- Work instructions -
Extract each line from the entries below that has the string "name" in it.
____
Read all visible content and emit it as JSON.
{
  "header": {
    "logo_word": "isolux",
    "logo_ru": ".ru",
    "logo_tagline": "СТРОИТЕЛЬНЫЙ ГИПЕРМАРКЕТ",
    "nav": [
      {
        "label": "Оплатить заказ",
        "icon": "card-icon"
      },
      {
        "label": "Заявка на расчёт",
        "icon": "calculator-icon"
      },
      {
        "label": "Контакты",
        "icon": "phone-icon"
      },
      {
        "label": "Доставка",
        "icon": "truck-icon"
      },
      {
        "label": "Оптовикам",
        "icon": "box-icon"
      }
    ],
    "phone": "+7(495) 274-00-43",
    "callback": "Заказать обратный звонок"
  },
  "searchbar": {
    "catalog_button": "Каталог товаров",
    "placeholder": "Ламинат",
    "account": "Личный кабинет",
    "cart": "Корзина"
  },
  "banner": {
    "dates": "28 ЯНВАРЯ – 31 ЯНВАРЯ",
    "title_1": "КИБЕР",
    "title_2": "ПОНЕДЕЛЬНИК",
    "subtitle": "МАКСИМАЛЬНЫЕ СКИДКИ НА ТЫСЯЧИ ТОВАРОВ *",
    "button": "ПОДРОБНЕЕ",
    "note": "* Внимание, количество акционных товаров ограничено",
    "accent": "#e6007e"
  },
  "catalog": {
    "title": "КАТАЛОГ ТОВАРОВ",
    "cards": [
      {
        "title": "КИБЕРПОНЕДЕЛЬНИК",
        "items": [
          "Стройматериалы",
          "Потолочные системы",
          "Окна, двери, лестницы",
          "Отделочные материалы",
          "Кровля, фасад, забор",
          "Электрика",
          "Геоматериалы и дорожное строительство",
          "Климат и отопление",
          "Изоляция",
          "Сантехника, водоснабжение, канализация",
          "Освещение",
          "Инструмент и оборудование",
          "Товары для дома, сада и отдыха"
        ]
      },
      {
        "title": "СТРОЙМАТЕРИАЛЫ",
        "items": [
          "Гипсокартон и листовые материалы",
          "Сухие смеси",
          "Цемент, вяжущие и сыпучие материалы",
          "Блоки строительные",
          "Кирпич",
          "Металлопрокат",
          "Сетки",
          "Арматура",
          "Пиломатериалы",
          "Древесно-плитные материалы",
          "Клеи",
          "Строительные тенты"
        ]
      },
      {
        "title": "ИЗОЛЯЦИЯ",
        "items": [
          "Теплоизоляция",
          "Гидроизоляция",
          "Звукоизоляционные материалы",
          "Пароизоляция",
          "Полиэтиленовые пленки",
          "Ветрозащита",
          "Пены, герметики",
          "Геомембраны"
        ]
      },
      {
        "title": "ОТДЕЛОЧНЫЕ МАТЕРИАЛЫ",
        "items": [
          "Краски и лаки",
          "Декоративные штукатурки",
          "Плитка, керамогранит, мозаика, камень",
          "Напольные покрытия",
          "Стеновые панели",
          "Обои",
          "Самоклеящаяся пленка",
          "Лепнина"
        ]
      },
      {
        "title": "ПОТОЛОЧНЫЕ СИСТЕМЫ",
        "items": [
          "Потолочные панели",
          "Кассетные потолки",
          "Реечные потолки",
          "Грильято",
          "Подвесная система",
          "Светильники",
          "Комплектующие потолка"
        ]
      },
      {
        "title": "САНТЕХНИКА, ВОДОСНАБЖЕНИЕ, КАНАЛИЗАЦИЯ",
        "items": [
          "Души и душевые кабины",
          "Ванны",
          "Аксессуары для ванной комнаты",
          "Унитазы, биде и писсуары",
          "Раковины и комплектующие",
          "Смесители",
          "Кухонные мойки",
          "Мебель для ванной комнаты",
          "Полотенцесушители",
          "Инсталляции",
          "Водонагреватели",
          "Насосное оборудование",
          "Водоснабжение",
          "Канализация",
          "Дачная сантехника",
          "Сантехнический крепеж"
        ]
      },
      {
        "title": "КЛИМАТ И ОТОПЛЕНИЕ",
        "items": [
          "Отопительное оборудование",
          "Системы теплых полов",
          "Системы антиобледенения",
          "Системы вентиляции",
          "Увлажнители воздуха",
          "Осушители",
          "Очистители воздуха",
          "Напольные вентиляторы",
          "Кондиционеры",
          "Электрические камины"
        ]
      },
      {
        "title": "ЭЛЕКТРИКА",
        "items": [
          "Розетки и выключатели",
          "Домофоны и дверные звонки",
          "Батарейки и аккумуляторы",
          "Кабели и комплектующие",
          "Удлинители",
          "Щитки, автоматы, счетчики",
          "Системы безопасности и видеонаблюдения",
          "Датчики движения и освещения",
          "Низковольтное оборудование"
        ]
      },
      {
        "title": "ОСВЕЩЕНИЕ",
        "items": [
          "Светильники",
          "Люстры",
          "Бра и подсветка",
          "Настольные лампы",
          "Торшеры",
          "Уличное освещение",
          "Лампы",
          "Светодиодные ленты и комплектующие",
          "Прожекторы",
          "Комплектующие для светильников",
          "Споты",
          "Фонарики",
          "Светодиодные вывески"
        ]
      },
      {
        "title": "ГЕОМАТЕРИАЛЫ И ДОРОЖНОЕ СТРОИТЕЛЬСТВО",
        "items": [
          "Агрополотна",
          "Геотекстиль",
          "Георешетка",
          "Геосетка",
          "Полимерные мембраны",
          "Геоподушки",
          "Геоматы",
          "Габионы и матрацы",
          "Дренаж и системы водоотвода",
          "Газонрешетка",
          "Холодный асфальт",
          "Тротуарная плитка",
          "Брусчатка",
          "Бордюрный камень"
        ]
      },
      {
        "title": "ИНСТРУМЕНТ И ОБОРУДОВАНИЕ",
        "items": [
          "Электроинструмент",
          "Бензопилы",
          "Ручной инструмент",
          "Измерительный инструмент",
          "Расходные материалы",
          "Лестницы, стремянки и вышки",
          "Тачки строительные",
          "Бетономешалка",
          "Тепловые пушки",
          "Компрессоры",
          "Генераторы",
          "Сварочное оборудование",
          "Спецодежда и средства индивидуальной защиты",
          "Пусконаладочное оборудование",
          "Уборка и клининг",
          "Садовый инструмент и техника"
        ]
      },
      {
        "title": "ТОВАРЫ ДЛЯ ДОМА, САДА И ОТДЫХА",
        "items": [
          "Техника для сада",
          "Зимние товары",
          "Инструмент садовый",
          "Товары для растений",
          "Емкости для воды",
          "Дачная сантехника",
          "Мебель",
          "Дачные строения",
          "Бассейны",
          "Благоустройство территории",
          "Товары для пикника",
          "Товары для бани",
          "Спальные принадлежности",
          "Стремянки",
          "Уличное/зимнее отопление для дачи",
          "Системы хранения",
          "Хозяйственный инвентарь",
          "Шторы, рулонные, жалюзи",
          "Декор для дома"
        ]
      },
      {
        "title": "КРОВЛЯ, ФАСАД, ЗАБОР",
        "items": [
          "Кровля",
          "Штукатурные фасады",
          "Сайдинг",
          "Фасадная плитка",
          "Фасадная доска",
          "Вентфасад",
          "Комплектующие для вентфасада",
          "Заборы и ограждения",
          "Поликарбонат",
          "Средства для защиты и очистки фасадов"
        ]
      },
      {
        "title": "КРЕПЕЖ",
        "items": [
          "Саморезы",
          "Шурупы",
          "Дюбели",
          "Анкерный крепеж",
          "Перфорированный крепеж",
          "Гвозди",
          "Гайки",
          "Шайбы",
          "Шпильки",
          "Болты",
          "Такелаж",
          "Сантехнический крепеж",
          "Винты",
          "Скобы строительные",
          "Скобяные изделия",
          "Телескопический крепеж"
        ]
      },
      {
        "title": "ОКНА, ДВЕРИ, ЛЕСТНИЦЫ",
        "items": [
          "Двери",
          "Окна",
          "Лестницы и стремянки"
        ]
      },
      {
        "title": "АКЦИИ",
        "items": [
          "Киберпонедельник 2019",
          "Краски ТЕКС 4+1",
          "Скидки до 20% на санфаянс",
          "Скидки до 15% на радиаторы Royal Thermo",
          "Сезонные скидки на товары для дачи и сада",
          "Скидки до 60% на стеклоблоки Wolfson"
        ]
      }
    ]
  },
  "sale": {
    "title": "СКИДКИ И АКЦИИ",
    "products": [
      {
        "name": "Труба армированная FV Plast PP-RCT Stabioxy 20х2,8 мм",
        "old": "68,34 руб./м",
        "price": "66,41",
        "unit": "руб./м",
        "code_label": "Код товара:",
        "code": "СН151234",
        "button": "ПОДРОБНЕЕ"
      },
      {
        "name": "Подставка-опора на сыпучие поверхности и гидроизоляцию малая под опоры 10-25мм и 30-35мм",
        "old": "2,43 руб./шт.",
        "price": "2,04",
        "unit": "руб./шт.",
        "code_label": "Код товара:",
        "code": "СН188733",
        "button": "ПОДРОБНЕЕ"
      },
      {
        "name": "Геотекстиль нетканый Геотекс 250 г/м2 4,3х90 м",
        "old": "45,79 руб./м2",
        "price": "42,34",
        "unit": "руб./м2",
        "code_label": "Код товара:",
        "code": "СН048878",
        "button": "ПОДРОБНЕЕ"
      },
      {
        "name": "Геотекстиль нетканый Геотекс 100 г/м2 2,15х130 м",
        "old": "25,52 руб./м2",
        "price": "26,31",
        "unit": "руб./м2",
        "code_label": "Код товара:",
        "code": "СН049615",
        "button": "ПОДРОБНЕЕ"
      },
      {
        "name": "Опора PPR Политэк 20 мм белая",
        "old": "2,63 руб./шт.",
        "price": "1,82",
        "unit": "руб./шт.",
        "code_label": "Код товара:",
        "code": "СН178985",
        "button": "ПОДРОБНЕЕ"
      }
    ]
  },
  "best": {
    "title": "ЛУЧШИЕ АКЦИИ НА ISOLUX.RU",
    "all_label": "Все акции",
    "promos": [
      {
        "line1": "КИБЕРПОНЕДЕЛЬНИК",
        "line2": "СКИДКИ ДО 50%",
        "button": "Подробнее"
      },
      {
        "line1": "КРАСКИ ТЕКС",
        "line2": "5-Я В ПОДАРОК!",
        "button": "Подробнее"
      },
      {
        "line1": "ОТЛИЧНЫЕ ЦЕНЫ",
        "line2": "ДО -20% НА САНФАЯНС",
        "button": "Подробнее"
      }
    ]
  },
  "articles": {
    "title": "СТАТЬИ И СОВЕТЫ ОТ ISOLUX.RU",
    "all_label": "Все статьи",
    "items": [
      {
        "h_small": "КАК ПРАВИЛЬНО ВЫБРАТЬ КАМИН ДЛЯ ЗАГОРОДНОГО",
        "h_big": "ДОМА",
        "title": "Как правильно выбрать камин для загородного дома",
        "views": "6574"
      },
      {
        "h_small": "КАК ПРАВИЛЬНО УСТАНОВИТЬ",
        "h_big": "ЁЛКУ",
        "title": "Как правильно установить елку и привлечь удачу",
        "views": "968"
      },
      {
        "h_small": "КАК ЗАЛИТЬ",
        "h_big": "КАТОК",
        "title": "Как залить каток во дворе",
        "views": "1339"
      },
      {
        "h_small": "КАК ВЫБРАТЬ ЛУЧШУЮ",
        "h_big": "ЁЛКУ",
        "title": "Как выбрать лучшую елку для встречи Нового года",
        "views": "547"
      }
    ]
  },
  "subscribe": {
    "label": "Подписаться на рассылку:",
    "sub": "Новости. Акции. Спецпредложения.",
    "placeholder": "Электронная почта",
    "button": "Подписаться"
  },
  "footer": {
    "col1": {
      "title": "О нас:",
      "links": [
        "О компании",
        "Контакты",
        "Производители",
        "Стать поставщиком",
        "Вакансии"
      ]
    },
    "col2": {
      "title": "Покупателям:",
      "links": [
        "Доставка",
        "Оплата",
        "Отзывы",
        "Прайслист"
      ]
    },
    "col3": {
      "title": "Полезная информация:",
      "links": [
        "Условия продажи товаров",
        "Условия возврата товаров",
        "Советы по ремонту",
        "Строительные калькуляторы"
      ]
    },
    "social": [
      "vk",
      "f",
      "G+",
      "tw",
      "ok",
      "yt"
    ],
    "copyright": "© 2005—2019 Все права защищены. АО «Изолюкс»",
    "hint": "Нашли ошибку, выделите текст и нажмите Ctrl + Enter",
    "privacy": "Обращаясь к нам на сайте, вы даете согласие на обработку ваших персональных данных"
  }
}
____
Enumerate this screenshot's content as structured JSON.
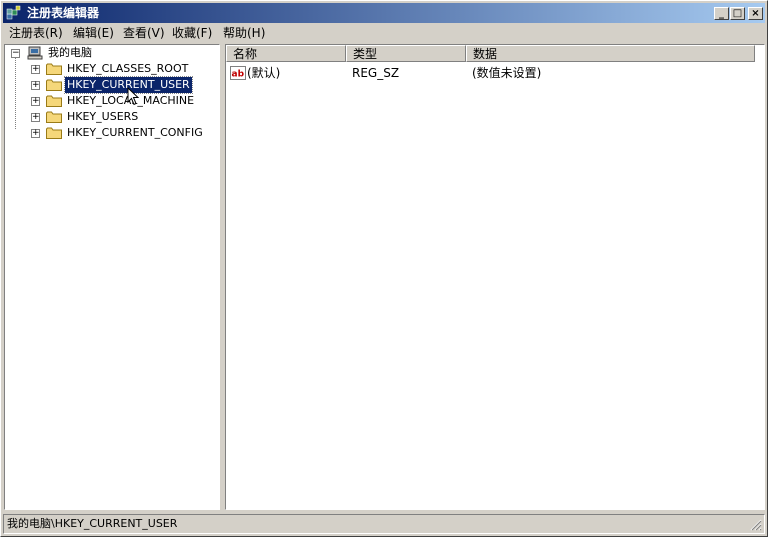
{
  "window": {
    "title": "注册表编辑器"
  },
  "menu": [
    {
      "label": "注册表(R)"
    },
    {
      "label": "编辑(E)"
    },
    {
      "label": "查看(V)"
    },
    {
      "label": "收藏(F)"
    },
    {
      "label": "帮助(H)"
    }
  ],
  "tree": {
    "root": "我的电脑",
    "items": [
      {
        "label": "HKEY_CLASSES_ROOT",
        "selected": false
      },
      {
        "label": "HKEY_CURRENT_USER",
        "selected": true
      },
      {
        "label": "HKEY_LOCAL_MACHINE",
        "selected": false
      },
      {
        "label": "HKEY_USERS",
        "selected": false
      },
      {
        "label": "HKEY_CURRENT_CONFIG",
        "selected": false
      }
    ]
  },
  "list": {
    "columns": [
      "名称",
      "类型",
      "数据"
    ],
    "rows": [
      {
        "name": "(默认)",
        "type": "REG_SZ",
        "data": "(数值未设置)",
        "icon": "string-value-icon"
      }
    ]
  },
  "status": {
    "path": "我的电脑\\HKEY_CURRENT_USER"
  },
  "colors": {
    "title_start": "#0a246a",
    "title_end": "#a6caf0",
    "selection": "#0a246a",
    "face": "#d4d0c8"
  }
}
____
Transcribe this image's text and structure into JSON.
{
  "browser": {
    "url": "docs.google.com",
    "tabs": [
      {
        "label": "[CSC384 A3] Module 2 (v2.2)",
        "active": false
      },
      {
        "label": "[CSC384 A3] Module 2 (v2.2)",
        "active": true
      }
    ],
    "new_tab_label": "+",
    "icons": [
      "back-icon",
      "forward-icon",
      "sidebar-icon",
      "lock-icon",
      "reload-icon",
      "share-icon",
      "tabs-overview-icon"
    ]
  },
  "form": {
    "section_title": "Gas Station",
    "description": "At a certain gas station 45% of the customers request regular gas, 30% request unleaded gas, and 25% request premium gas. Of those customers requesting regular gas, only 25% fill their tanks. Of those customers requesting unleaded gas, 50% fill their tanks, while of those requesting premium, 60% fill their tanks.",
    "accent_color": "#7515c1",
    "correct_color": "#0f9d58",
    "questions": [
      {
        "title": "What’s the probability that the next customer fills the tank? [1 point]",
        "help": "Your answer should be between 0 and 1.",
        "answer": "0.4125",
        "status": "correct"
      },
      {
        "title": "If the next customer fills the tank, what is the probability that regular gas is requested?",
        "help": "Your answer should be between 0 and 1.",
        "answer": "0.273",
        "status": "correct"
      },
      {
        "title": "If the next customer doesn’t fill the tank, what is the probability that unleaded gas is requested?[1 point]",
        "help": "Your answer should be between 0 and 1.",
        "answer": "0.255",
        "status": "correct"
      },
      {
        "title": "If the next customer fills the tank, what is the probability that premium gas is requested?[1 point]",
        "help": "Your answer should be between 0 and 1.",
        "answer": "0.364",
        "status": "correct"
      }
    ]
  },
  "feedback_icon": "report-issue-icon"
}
____
- Reply -
        "name": "Труба армированная FV Plast PP-RCT Stabioxy 20х2,8 мм",
        "name": "Подставка-опора на сыпучие поверхности и гидроизоляцию малая под опоры 10-25мм и 30-35мм",
        "name": "Геотекстиль нетканый Геотекс 250 г/м2 4,3х90 м",
        "name": "Геотекстиль нетканый Геотекс 100 г/м2 2,15х130 м",
        "name": "Опора PPR Политэк 20 мм белая",
        "name": "(默认)",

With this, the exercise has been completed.